▼▼▼

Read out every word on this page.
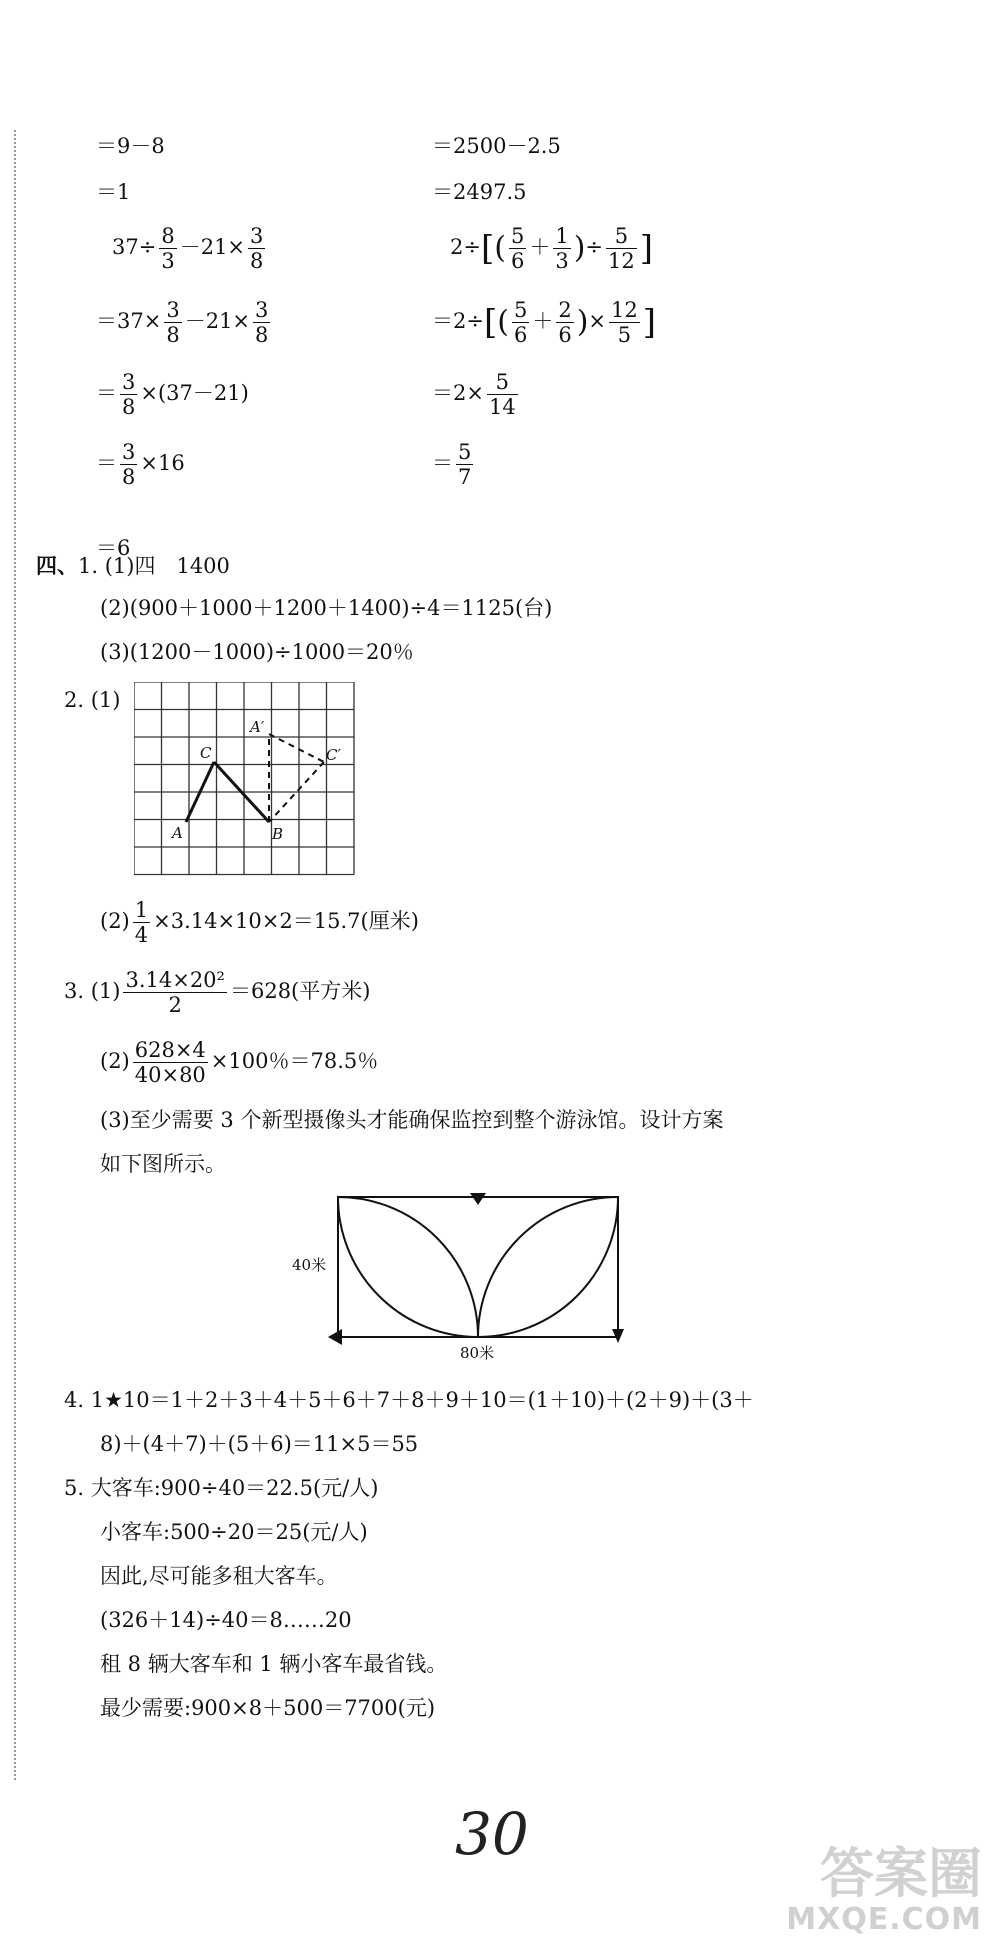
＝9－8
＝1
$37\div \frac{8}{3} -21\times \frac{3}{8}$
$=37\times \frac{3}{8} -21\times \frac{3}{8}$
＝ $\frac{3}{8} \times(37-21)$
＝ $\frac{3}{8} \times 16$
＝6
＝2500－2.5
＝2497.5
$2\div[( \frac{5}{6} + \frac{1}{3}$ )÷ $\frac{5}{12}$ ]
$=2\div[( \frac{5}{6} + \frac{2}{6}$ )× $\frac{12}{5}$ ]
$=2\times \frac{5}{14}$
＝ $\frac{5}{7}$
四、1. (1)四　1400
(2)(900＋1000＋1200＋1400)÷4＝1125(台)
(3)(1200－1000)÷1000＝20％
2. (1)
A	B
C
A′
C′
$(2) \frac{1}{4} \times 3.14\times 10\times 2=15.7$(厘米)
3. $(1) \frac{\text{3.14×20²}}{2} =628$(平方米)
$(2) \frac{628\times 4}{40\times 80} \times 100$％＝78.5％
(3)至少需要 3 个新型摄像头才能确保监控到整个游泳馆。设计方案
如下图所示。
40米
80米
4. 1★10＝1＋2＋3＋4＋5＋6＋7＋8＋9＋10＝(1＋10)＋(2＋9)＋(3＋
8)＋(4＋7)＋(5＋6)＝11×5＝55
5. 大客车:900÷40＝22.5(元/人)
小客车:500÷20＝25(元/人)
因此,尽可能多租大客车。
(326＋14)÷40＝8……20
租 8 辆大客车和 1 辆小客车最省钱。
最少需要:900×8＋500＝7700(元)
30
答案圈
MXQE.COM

▲▲▲
▼▼▼

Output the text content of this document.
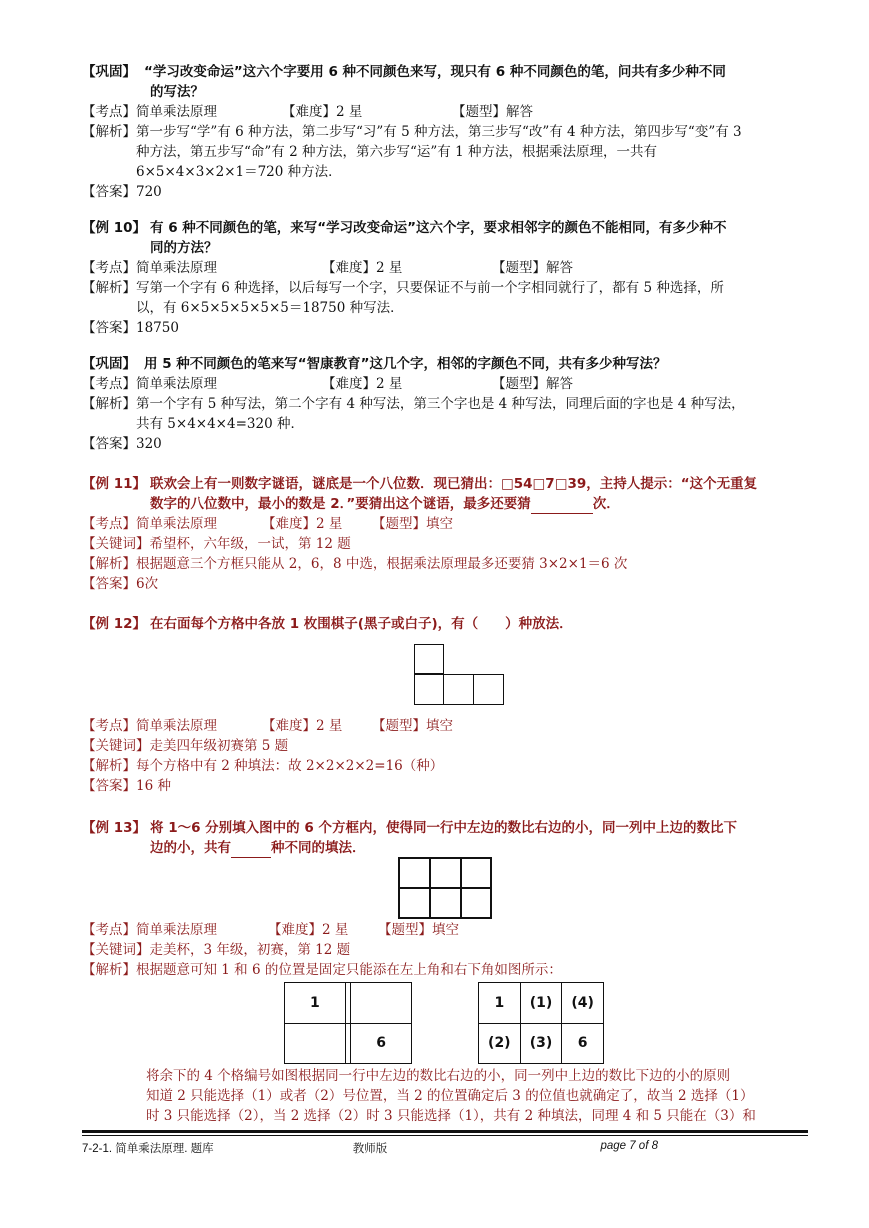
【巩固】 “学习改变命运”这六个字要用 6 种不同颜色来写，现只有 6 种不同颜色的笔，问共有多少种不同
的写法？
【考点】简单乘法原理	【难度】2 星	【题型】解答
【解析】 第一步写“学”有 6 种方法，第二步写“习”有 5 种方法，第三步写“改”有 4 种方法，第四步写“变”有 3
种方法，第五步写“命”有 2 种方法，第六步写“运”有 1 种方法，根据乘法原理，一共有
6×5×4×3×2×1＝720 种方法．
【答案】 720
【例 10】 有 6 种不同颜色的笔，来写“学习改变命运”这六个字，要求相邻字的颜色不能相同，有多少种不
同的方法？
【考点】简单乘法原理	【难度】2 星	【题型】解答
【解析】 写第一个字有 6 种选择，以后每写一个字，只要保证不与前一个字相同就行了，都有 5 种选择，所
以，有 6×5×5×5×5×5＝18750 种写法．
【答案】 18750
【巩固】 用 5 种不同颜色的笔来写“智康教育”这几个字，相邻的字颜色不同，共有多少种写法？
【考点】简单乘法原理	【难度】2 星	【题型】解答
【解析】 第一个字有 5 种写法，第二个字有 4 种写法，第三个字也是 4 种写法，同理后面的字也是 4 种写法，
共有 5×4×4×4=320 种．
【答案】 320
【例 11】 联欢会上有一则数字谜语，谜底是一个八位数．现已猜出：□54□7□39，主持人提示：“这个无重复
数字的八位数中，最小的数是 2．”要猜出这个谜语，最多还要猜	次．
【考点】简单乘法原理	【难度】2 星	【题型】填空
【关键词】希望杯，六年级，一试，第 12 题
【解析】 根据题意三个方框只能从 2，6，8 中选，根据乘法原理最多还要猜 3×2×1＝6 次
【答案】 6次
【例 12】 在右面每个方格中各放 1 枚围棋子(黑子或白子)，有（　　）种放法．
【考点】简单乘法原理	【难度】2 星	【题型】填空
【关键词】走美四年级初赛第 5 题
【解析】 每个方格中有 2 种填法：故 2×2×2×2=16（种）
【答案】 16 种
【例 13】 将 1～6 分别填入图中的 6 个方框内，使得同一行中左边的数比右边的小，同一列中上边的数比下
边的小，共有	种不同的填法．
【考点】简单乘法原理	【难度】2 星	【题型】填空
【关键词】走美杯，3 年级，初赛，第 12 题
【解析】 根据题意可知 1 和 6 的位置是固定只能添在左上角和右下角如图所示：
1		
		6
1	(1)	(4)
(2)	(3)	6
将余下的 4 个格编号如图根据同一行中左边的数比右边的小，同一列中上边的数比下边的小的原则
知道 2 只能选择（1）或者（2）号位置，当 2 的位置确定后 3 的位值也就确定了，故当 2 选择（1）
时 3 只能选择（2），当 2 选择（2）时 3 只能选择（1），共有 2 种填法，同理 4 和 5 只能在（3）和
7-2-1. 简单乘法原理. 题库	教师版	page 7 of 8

▲▲▲
▼▼▼

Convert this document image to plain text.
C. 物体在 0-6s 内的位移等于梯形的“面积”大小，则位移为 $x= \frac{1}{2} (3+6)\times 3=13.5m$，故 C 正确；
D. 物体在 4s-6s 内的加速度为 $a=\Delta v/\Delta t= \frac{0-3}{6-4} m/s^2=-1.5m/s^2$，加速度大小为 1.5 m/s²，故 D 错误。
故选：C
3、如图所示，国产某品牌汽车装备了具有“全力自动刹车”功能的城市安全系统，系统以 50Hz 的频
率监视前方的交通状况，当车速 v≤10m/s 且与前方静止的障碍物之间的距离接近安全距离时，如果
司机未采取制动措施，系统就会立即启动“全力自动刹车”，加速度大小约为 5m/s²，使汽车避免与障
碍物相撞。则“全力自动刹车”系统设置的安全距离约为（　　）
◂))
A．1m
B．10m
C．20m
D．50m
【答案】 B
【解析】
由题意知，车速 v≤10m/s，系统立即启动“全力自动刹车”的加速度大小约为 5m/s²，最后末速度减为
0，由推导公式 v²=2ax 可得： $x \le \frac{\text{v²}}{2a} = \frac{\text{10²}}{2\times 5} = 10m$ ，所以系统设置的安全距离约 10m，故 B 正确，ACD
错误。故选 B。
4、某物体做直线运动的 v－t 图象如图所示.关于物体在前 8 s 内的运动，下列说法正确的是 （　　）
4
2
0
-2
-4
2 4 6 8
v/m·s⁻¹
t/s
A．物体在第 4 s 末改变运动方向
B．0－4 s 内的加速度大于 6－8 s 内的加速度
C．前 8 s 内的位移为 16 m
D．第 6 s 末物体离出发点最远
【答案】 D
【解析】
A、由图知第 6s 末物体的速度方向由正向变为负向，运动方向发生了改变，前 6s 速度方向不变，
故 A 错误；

▲▲▲

» **PROBLEM TO WORK ON**
Every line holding "times" should be copied out.

» **FINAL RESULT**
$37\div \frac{8}{3} -21\times \frac{3}{8}$
$=37\times \frac{3}{8} -21\times \frac{3}{8}$
＝ $\frac{3}{8} \times(37-21)$
＝ $\frac{3}{8} \times 16$
$=2\times \frac{5}{14}$
$(2) \frac{1}{4} \times 3.14\times 10\times 2=15.7$(厘米)
$(2) \frac{628\times 4}{40\times 80} \times 100$％＝78.5％
C. 物体在 0-6s 内的位移等于梯形的“面积”大小，则位移为 $x= \frac{1}{2} (3+6)\times 3=13.5m$，故 C 正确；
0，由推导公式 v²=2ax 可得： $x \le \frac{\text{v²}}{2a} = \frac{\text{10²}}{2\times 5} = 10m$ ，所以系统设置的安全距离约 10m，故 B 正确，ACD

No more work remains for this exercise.